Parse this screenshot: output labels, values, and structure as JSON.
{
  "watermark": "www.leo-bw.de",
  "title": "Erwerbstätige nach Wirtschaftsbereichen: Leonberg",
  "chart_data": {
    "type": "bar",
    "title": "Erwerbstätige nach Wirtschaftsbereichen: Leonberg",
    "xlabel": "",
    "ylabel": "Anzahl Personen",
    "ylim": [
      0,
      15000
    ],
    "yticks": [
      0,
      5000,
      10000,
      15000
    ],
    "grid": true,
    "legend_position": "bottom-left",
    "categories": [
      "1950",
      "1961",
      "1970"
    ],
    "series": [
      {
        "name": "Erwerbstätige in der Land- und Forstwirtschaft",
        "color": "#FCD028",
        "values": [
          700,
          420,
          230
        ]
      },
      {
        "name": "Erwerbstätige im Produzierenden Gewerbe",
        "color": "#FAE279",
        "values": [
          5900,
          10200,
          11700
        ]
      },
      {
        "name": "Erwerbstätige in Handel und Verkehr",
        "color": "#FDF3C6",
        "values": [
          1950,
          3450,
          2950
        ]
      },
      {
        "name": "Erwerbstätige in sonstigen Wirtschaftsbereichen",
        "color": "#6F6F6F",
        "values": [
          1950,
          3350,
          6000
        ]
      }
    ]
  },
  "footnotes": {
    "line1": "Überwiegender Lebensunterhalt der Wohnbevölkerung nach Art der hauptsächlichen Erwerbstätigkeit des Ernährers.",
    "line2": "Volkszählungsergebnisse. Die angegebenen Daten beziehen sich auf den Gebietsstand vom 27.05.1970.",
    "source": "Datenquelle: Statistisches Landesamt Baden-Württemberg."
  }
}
* * *
# [EXERCISE BRIEF]
Go through the listing above and return every line where the word "Erwerbstätige" occurs.

# [EXERCISE SOLUTION]
  "title": "Erwerbstätige nach Wirtschaftsbereichen: Leonberg",
    "title": "Erwerbstätige nach Wirtschaftsbereichen: Leonberg",
        "name": "Erwerbstätige in der Land- und Forstwirtschaft",
        "name": "Erwerbstätige im Produzierenden Gewerbe",
        "name": "Erwerbstätige in Handel und Verkehr",
        "name": "Erwerbstätige in sonstigen Wirtschaftsbereichen",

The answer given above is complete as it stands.